### The problem
What is the number of lines that include the word "REPLICATION"? Provide only that figure.

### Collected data
——
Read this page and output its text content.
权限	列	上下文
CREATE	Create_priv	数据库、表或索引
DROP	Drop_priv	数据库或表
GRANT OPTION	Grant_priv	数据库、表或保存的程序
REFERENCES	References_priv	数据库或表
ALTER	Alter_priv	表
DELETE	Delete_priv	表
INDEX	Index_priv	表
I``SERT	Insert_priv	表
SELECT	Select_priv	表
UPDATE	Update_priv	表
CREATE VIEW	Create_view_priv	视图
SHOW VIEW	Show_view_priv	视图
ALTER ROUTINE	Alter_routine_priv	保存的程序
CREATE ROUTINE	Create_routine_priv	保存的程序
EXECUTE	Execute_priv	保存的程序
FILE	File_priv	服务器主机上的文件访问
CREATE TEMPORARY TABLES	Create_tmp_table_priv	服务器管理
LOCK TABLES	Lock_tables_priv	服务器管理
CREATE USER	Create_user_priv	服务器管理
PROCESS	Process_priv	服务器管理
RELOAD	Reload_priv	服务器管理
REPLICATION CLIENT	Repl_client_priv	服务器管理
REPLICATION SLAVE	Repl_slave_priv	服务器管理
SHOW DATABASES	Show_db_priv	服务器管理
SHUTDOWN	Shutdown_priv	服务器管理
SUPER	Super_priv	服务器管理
——
### Exercise solution
2